Problem statement ::
Write the records out again, keeping each line exactly as it is.

----

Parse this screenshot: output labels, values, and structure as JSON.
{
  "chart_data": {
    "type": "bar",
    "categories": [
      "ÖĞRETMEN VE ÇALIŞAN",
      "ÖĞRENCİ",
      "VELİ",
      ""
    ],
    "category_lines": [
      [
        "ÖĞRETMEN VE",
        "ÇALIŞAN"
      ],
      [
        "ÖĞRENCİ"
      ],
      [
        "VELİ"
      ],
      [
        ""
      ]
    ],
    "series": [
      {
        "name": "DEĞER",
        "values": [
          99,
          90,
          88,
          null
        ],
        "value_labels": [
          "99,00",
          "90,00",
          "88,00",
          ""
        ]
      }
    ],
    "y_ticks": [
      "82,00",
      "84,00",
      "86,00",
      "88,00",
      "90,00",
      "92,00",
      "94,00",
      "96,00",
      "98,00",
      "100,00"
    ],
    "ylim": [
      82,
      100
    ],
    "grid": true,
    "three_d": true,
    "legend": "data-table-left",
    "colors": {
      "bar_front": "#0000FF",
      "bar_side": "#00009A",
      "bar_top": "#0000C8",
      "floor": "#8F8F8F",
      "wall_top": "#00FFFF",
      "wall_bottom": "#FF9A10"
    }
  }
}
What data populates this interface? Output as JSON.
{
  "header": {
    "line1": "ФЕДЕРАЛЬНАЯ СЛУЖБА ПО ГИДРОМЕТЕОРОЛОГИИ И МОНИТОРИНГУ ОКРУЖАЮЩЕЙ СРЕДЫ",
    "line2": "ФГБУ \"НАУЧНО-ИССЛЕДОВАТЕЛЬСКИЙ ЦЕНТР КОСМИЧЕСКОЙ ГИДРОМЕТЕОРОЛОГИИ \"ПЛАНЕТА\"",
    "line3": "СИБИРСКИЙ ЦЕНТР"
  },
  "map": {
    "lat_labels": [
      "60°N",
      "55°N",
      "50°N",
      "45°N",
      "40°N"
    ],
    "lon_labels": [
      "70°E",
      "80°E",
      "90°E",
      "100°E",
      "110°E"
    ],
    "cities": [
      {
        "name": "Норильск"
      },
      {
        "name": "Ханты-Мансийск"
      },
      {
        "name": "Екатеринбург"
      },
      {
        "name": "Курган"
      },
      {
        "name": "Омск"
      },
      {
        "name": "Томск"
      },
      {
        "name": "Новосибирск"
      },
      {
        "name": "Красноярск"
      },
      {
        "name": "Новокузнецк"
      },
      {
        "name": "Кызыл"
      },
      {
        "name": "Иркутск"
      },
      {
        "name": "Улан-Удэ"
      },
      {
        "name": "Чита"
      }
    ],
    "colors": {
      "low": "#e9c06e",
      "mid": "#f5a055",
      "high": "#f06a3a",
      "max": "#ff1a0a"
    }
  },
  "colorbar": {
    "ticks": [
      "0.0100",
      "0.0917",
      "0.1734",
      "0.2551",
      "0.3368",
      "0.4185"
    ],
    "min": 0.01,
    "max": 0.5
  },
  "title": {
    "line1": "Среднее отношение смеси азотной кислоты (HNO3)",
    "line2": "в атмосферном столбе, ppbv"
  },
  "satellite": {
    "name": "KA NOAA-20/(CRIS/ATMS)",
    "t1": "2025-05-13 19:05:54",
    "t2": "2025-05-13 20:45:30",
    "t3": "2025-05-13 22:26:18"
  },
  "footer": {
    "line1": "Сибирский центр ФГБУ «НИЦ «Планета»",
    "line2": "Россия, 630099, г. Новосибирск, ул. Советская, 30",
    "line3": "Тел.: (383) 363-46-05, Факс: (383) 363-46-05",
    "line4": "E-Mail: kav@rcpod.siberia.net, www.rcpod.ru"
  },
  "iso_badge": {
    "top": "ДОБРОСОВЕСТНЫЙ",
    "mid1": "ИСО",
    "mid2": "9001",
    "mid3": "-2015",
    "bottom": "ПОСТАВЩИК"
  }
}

----

Answer to the task ::
Parse this screenshot: output labels, values, and structure as JSON.
{
  "chart_data": {
    "type": "bar",
    "categories": [
      "ÖĞRETMEN VE ÇALIŞAN",
      "ÖĞRENCİ",
      "VELİ",
      ""
    ],
    "category_lines": [
      [
        "ÖĞRETMEN VE",
        "ÇALIŞAN"
      ],
      [
        "ÖĞRENCİ"
      ],
      [
        "VELİ"
      ],
      [
        ""
      ]
    ],
    "series": [
      {
        "name": "DEĞER",
        "values": [
          99,
          90,
          88,
          null
        ],
        "value_labels": [
          "99,00",
          "90,00",
          "88,00",
          ""
        ]
      }
    ],
    "y_ticks": [
      "82,00",
      "84,00",
      "86,00",
      "88,00",
      "90,00",
      "92,00",
      "94,00",
      "96,00",
      "98,00",
      "100,00"
    ],
    "ylim": [
      82,
      100
    ],
    "grid": true,
    "three_d": true,
    "legend": "data-table-left",
    "colors": {
      "bar_front": "#0000FF",
      "bar_side": "#00009A",
      "bar_top": "#0000C8",
      "floor": "#8F8F8F",
      "wall_top": "#00FFFF",
      "wall_bottom": "#FF9A10"
    }
  }
}
What data populates this interface? Output as JSON.
{
  "header": {
    "line1": "ФЕДЕРАЛЬНАЯ СЛУЖБА ПО ГИДРОМЕТЕОРОЛОГИИ И МОНИТОРИНГУ ОКРУЖАЮЩЕЙ СРЕДЫ",
    "line2": "ФГБУ \"НАУЧНО-ИССЛЕДОВАТЕЛЬСКИЙ ЦЕНТР КОСМИЧЕСКОЙ ГИДРОМЕТЕОРОЛОГИИ \"ПЛАНЕТА\"",
    "line3": "СИБИРСКИЙ ЦЕНТР"
  },
  "map": {
    "lat_labels": [
      "60°N",
      "55°N",
      "50°N",
      "45°N",
      "40°N"
    ],
    "lon_labels": [
      "70°E",
      "80°E",
      "90°E",
      "100°E",
      "110°E"
    ],
    "cities": [
      {
        "name": "Норильск"
      },
      {
        "name": "Ханты-Мансийск"
      },
      {
        "name": "Екатеринбург"
      },
      {
        "name": "Курган"
      },
      {
        "name": "Омск"
      },
      {
        "name": "Томск"
      },
      {
        "name": "Новосибирск"
      },
      {
        "name": "Красноярск"
      },
      {
        "name": "Новокузнецк"
      },
      {
        "name": "Кызыл"
      },
      {
        "name": "Иркутск"
      },
      {
        "name": "Улан-Удэ"
      },
      {
        "name": "Чита"
      }
    ],
    "colors": {
      "low": "#e9c06e",
      "mid": "#f5a055",
      "high": "#f06a3a",
      "max": "#ff1a0a"
    }
  },
  "colorbar": {
    "ticks": [
      "0.0100",
      "0.0917",
      "0.1734",
      "0.2551",
      "0.3368",
      "0.4185"
    ],
    "min": 0.01,
    "max": 0.5
  },
  "title": {
    "line1": "Среднее отношение смеси азотной кислоты (HNO3)",
    "line2": "в атмосферном столбе, ppbv"
  },
  "satellite": {
    "name": "KA NOAA-20/(CRIS/ATMS)",
    "t1": "2025-05-13 19:05:54",
    "t2": "2025-05-13 20:45:30",
    "t3": "2025-05-13 22:26:18"
  },
  "footer": {
    "line1": "Сибирский центр ФГБУ «НИЦ «Планета»",
    "line2": "Россия, 630099, г. Новосибирск, ул. Советская, 30",
    "line3": "Тел.: (383) 363-46-05, Факс: (383) 363-46-05",
    "line4": "E-Mail: kav@rcpod.siberia.net, www.rcpod.ru"
  },
  "iso_badge": {
    "top": "ДОБРОСОВЕСТНЫЙ",
    "mid1": "ИСО",
    "mid2": "9001",
    "mid3": "-2015",
    "bottom": "ПОСТАВЩИК"
  }
}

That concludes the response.